(Items from a data source)

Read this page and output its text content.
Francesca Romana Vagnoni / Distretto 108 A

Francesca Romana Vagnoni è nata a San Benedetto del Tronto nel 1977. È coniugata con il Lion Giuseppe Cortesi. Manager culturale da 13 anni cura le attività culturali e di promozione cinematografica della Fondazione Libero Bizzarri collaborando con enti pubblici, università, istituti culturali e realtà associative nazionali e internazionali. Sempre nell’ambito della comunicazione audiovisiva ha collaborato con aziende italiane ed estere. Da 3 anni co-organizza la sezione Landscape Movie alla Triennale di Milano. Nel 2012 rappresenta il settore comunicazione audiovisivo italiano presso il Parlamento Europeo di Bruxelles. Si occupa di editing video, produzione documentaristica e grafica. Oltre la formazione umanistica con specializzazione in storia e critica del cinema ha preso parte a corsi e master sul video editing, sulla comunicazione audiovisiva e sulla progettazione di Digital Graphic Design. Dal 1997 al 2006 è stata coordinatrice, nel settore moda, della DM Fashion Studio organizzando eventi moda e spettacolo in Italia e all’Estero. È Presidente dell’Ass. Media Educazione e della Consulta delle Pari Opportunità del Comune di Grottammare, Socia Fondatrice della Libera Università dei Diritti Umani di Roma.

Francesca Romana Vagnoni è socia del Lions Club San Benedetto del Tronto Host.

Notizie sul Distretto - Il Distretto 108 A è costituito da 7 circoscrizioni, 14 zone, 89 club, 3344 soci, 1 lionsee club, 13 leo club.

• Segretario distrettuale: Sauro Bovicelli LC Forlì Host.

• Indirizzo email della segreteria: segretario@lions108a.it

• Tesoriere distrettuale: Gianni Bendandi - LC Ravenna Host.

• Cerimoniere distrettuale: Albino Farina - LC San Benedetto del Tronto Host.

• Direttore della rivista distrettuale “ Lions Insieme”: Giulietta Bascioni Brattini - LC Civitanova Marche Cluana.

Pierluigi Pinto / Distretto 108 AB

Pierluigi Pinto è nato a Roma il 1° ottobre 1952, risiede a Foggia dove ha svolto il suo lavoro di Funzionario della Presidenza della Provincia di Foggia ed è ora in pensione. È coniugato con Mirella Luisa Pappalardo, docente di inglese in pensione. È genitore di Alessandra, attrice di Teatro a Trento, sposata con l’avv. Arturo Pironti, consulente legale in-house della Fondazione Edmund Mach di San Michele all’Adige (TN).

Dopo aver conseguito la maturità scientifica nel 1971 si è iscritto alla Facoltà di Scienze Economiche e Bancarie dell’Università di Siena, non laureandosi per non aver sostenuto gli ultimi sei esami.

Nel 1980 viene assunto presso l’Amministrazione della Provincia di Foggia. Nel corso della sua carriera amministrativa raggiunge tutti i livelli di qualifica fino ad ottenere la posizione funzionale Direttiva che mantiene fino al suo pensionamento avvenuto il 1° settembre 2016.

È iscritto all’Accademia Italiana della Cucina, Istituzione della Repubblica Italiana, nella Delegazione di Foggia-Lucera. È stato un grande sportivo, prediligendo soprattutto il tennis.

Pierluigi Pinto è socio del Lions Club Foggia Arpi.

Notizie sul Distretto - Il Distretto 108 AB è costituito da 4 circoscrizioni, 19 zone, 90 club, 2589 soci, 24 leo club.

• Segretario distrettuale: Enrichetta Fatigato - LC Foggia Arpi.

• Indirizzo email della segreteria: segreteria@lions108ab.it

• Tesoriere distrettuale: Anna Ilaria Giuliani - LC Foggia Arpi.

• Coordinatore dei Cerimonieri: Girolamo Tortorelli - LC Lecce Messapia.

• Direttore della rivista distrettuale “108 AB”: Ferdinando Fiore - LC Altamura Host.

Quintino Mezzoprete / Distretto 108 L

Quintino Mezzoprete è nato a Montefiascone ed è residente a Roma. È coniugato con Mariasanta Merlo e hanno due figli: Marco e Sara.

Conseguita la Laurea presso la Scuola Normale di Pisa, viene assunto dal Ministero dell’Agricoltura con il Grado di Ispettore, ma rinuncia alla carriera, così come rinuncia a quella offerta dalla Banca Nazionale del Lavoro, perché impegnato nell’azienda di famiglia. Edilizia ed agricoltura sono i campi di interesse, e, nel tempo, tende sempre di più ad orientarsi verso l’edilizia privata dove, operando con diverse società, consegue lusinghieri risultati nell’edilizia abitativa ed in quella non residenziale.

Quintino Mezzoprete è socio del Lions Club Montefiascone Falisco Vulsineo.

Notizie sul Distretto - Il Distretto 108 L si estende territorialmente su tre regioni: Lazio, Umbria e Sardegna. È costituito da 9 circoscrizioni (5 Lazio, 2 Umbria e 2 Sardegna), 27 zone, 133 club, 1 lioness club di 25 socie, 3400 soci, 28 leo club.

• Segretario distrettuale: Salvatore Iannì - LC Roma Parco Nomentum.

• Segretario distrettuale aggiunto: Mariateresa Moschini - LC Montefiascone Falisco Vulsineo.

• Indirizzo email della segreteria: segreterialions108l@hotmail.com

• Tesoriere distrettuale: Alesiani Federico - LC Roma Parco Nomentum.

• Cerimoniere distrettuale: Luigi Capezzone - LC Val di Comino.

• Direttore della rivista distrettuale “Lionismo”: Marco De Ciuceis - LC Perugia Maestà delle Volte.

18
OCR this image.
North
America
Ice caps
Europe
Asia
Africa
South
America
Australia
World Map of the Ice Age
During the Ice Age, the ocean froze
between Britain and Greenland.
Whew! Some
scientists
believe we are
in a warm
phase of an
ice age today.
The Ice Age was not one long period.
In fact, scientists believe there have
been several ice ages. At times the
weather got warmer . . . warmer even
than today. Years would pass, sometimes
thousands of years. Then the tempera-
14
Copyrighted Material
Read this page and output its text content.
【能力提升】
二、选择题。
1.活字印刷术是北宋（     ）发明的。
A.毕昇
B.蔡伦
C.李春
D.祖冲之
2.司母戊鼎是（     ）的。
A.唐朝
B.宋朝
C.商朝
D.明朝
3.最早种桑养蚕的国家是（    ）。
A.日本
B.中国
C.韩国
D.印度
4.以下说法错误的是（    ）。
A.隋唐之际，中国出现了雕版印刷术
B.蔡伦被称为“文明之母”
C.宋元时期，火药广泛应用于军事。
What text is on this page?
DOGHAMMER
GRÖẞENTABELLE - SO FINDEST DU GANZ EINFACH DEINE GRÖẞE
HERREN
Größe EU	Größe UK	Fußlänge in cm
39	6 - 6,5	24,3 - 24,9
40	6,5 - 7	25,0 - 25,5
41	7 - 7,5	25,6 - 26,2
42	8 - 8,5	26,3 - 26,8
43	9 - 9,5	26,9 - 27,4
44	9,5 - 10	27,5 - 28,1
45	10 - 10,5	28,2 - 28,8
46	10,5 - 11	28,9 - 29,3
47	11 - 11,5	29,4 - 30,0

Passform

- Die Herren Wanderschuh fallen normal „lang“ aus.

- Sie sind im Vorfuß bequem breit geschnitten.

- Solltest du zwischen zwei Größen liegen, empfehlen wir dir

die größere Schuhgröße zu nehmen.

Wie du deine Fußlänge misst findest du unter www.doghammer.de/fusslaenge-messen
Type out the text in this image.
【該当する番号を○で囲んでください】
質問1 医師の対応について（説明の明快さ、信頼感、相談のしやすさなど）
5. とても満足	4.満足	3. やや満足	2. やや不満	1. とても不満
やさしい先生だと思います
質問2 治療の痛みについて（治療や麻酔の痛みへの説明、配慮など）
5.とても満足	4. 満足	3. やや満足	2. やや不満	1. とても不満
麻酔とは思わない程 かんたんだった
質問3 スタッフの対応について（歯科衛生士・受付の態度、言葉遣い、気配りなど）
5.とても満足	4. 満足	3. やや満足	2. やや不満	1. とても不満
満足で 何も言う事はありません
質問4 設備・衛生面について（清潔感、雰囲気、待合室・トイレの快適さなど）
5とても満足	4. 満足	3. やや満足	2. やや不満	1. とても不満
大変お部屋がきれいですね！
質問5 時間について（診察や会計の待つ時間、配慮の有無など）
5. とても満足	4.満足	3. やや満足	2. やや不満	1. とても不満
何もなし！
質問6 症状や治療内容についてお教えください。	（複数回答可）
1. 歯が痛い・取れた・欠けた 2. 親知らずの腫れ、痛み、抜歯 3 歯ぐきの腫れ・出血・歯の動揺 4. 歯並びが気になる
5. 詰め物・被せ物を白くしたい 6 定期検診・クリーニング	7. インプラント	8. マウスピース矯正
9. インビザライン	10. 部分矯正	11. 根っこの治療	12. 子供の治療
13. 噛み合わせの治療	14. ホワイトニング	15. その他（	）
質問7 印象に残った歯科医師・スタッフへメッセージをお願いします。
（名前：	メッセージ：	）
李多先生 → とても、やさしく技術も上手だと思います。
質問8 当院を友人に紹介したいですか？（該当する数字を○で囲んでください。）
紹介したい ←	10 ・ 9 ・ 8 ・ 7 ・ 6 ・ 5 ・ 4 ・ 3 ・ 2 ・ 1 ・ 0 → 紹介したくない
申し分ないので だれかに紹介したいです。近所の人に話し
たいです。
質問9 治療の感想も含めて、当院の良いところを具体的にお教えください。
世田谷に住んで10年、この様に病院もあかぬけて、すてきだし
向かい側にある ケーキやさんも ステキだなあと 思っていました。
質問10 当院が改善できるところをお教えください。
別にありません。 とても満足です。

## Short exercise
Check each line of the entries above for the word "costituito". List the ones that have it.

## Full output
Notizie sul Distretto - Il Distretto 108 A è costituito da 7 circoscrizioni, 14 zone, 89 club, 3344 soci, 1 lionsee club, 13 leo club.
Notizie sul Distretto - Il Distretto 108 AB è costituito da 4 circoscrizioni, 19 zone, 90 club, 2589 soci, 24 leo club.
Notizie sul Distretto - Il Distretto 108 L si estende territorialmente su tre regioni: Lazio, Umbria e Sardegna. È costituito da 9 circoscrizioni (5 Lazio, 2 Umbria e 2 Sardegna), 27 zone, 133 club, 1 lioness club di 25 socie, 3400 soci, 28 leo club.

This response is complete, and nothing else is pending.